Entries from a dataset:
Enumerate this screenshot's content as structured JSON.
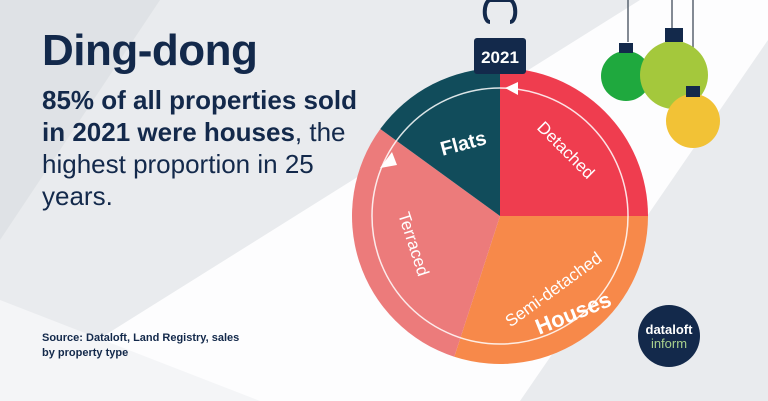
{
  "headline": {
    "title": "Ding-dong",
    "line_bold": "85% of all properties sold in 2021 were houses",
    "line_regular": ", the highest proportion in 25 years."
  },
  "source": "Source: Dataloft, Land Registry, sales by property type",
  "logo": {
    "line1": "dataloft",
    "line2": "inform"
  },
  "colors": {
    "background": "#e9ebee",
    "navy": "#13294b",
    "detached": "#ef3d4f",
    "semi_detached": "#f7894a",
    "terraced": "#ec7b7b",
    "flats": "#114c5b",
    "bauble_green": "#1fa93e",
    "bauble_lime": "#a4c83c",
    "bauble_yellow": "#f2c236"
  },
  "chart_data": {
    "type": "pie",
    "title": "2021",
    "group_label": "Houses",
    "slices": [
      {
        "label": "Detached",
        "value": 25,
        "color": "#ef3d4f"
      },
      {
        "label": "Semi-detached",
        "value": 30,
        "color": "#f7894a"
      },
      {
        "label": "Terraced",
        "value": 30,
        "color": "#ec7b7b"
      },
      {
        "label": "Flats",
        "value": 15,
        "color": "#114c5b"
      }
    ]
  }
}
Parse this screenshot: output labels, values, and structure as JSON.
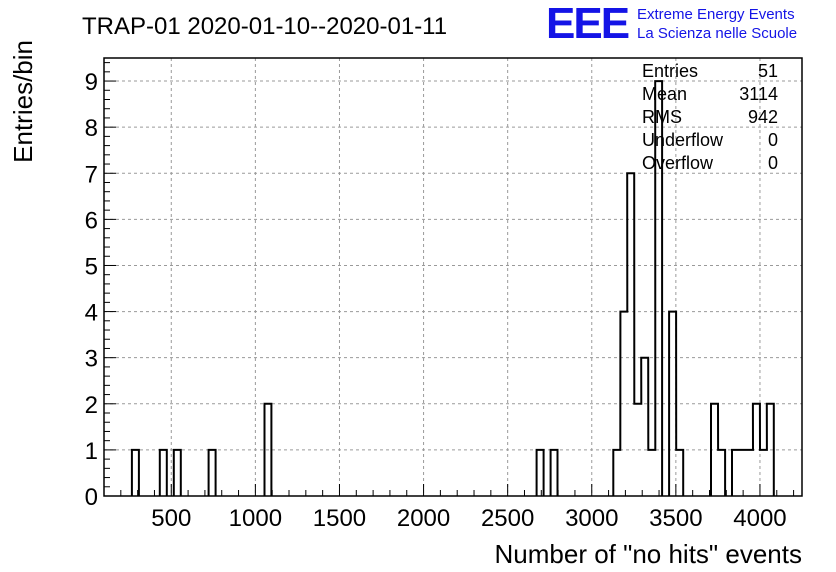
{
  "title": "TRAP-01 2020-01-10--2020-01-11",
  "logo": {
    "mark": "EEE",
    "line1": "Extreme Energy Events",
    "line2": "La Scienza nelle Scuole",
    "color": "#1414e6"
  },
  "stats": [
    {
      "label": "Entries",
      "value": "51"
    },
    {
      "label": "Mean",
      "value": "3114"
    },
    {
      "label": "RMS",
      "value": "942"
    },
    {
      "label": "Underflow",
      "value": "0"
    },
    {
      "label": "Overflow",
      "value": "0"
    }
  ],
  "chart_data": {
    "type": "bar",
    "subtype": "step-histogram",
    "title": "TRAP-01 2020-01-10--2020-01-11",
    "xlabel": "Number of \"no hits\" events",
    "ylabel": "Entries/bin",
    "xlim": [
      100,
      4250
    ],
    "ylim": [
      0,
      9.5
    ],
    "grid": true,
    "line_color": "#000000",
    "x_ticks": [
      500,
      1000,
      1500,
      2000,
      2500,
      3000,
      3500,
      4000
    ],
    "y_ticks": [
      0,
      1,
      2,
      3,
      4,
      5,
      6,
      7,
      8,
      9
    ],
    "bin_width": 41.5,
    "bins": [
      {
        "x0": 266,
        "count": 1
      },
      {
        "x0": 432,
        "count": 1
      },
      {
        "x0": 515,
        "count": 1
      },
      {
        "x0": 722,
        "count": 1
      },
      {
        "x0": 1054,
        "count": 2
      },
      {
        "x0": 2672,
        "count": 1
      },
      {
        "x0": 2755,
        "count": 1
      },
      {
        "x0": 3128,
        "count": 1
      },
      {
        "x0": 3170,
        "count": 4
      },
      {
        "x0": 3211,
        "count": 7
      },
      {
        "x0": 3253,
        "count": 2
      },
      {
        "x0": 3294,
        "count": 3
      },
      {
        "x0": 3336,
        "count": 1
      },
      {
        "x0": 3377,
        "count": 9
      },
      {
        "x0": 3460,
        "count": 4
      },
      {
        "x0": 3502,
        "count": 1
      },
      {
        "x0": 3709,
        "count": 2
      },
      {
        "x0": 3751,
        "count": 1
      },
      {
        "x0": 3834,
        "count": 1
      },
      {
        "x0": 3875,
        "count": 1
      },
      {
        "x0": 3917,
        "count": 1
      },
      {
        "x0": 3958,
        "count": 2
      },
      {
        "x0": 4000,
        "count": 1
      },
      {
        "x0": 4041,
        "count": 2
      }
    ]
  }
}
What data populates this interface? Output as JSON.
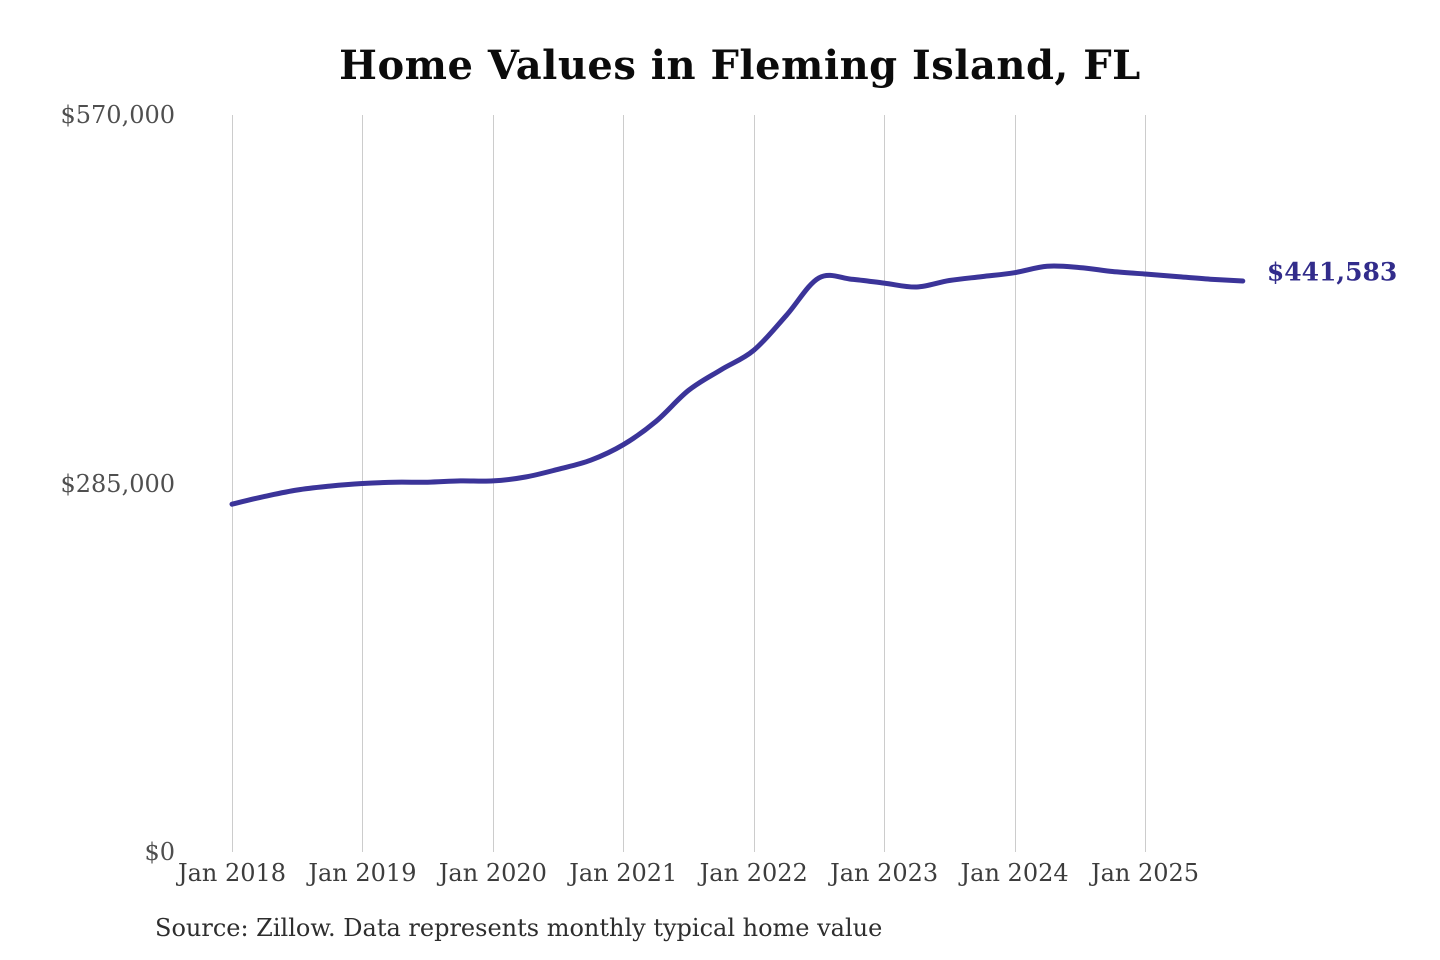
{
  "title": "Home Values in Fleming Island, FL",
  "source_note": "Source: Zillow. Data represents monthly typical home value",
  "end_label": "$441,583",
  "colors": {
    "line": "#3b3499",
    "end_label": "#322c8b",
    "grid": "#cccccc",
    "title_text": "#0b0b0b",
    "y_tick_text": "#4f4f4f",
    "x_tick_text": "#3d3d3d",
    "source_text": "#2e2e2e",
    "background": "#ffffff"
  },
  "chart_data": {
    "type": "line",
    "title": "Home Values in Fleming Island, FL",
    "xlabel": "",
    "ylabel": "",
    "ylim": [
      0,
      570000
    ],
    "grid": "vertical-only",
    "legend": "none",
    "y_ticks": [
      {
        "value": 0,
        "label": "$0"
      },
      {
        "value": 285000,
        "label": "$285,000"
      },
      {
        "value": 570000,
        "label": "$570,000"
      }
    ],
    "x_ticks": [
      {
        "month": "2018-01",
        "label": "Jan 2018"
      },
      {
        "month": "2019-01",
        "label": "Jan 2019"
      },
      {
        "month": "2020-01",
        "label": "Jan 2020"
      },
      {
        "month": "2021-01",
        "label": "Jan 2021"
      },
      {
        "month": "2022-01",
        "label": "Jan 2022"
      },
      {
        "month": "2023-01",
        "label": "Jan 2023"
      },
      {
        "month": "2024-01",
        "label": "Jan 2024"
      },
      {
        "month": "2025-01",
        "label": "Jan 2025"
      }
    ],
    "annotation": {
      "text": "$441,583",
      "at": "2025-10"
    },
    "final_value": 441583,
    "series": [
      {
        "name": "Monthly typical home value",
        "points": [
          [
            "2018-01",
            269000
          ],
          [
            "2018-04",
            275000
          ],
          [
            "2018-07",
            280000
          ],
          [
            "2018-10",
            283000
          ],
          [
            "2019-01",
            285000
          ],
          [
            "2019-04",
            286000
          ],
          [
            "2019-07",
            286000
          ],
          [
            "2019-10",
            287000
          ],
          [
            "2020-01",
            287000
          ],
          [
            "2020-04",
            290000
          ],
          [
            "2020-07",
            296000
          ],
          [
            "2020-10",
            303000
          ],
          [
            "2021-01",
            315000
          ],
          [
            "2021-04",
            333000
          ],
          [
            "2021-07",
            357000
          ],
          [
            "2021-10",
            373000
          ],
          [
            "2022-01",
            388000
          ],
          [
            "2022-04",
            415000
          ],
          [
            "2022-07",
            444000
          ],
          [
            "2022-10",
            443000
          ],
          [
            "2023-01",
            440000
          ],
          [
            "2023-04",
            437000
          ],
          [
            "2023-07",
            442000
          ],
          [
            "2023-10",
            445000
          ],
          [
            "2024-01",
            448000
          ],
          [
            "2024-04",
            453000
          ],
          [
            "2024-07",
            452000
          ],
          [
            "2024-10",
            449000
          ],
          [
            "2025-01",
            447000
          ],
          [
            "2025-04",
            445000
          ],
          [
            "2025-07",
            443000
          ],
          [
            "2025-10",
            441583
          ]
        ]
      }
    ]
  }
}
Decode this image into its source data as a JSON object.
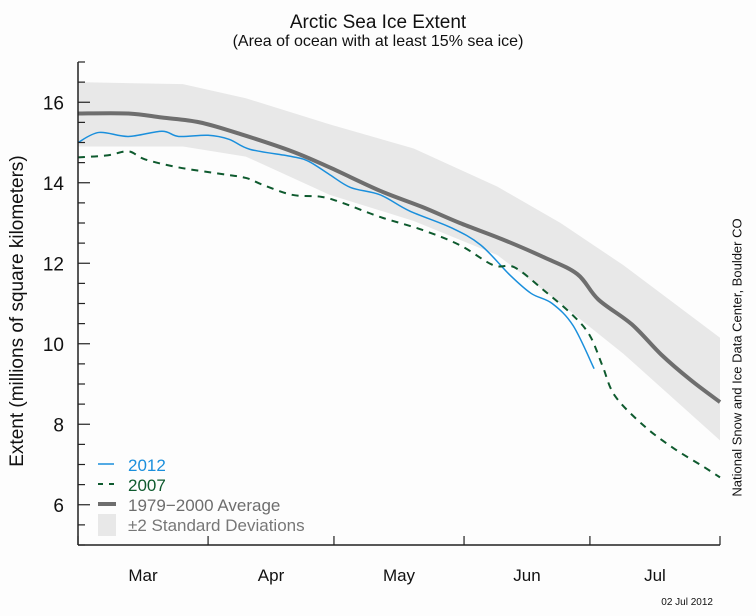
{
  "chart_data": {
    "type": "line",
    "title": "Arctic Sea Ice Extent",
    "subtitle": "(Area of ocean with at least 15% sea ice)",
    "xlabel": "",
    "ylabel": "Extent (millions of square kilometers)",
    "x_unit": "days since Mar 1",
    "xlim": [
      0,
      153
    ],
    "ylim": [
      5,
      17
    ],
    "y_ticks": [
      6,
      8,
      10,
      12,
      14,
      16
    ],
    "y_minor_step": 0.5,
    "x_ticks": [
      0,
      31,
      61,
      92,
      122,
      153
    ],
    "x_tick_labels": [
      {
        "label": "Mar",
        "x": 15.5
      },
      {
        "label": "Apr",
        "x": 46
      },
      {
        "label": "May",
        "x": 76.5
      },
      {
        "label": "Jun",
        "x": 107
      },
      {
        "label": "Jul",
        "x": 137.5
      }
    ],
    "grid": false,
    "legend_position": "bottom-left",
    "band": {
      "name": "±2 Standard Deviations",
      "color": "#e8e8e8",
      "x": [
        0,
        25,
        40,
        60,
        80,
        100,
        115,
        130,
        153
      ],
      "upper": [
        16.5,
        16.45,
        16.1,
        15.45,
        14.85,
        13.9,
        13.0,
        11.95,
        10.15
      ],
      "lower": [
        14.9,
        14.9,
        14.65,
        13.7,
        13.05,
        12.2,
        11.0,
        9.75,
        7.6
      ]
    },
    "series": [
      {
        "name": "1979−2000 Average",
        "color": "#6e6e6e",
        "style": "solid-thick",
        "x": [
          0,
          12,
          20,
          29,
          39,
          51,
          60,
          72,
          82,
          91,
          101,
          111,
          119,
          124,
          132,
          139,
          146,
          153
        ],
        "values": [
          15.72,
          15.72,
          15.62,
          15.5,
          15.2,
          14.78,
          14.38,
          13.8,
          13.4,
          13.0,
          12.6,
          12.15,
          11.73,
          11.1,
          10.48,
          9.73,
          9.1,
          8.55
        ]
      },
      {
        "name": "2012",
        "color": "#1a8fdc",
        "style": "solid",
        "x": [
          0,
          5,
          12,
          20,
          24,
          31,
          36,
          41,
          51,
          55,
          60,
          65,
          72,
          79,
          89,
          96,
          103,
          108,
          113,
          118,
          123
        ],
        "values": [
          15.0,
          15.25,
          15.15,
          15.28,
          15.15,
          15.18,
          15.08,
          14.83,
          14.65,
          14.53,
          14.2,
          13.88,
          13.7,
          13.3,
          12.88,
          12.45,
          11.7,
          11.25,
          11.0,
          10.45,
          9.38
        ]
      },
      {
        "name": "2007",
        "color": "#0e5a2e",
        "style": "dashed",
        "x": [
          0,
          7,
          12,
          16,
          24,
          34,
          40,
          44,
          51,
          58,
          63,
          72,
          82,
          91,
          99,
          104,
          111,
          118,
          122,
          125,
          128,
          135,
          142,
          149,
          153
        ],
        "values": [
          14.63,
          14.68,
          14.78,
          14.58,
          14.38,
          14.22,
          14.12,
          13.95,
          13.7,
          13.65,
          13.5,
          13.15,
          12.83,
          12.45,
          11.95,
          11.9,
          11.33,
          10.7,
          10.2,
          9.45,
          8.7,
          7.95,
          7.4,
          6.95,
          6.68
        ]
      }
    ],
    "legend": [
      {
        "label": "2012",
        "color": "#1a8fdc",
        "swatch": "line"
      },
      {
        "label": "2007",
        "color": "#0e5a2e",
        "swatch": "dashed"
      },
      {
        "label": "1979−2000 Average",
        "color": "#6e6e6e",
        "swatch": "thick"
      },
      {
        "label": "±2 Standard Deviations",
        "color": "#777777",
        "swatch": "box"
      }
    ]
  },
  "credit": "National Snow and Ice Data Center, Boulder CO",
  "date_stamp": "02 Jul 2012"
}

WHAT YOU WILL DO:
Among the entries above, how many lines include the word "TRAP"? Give the number with no comment.

THE RESPONSE:
2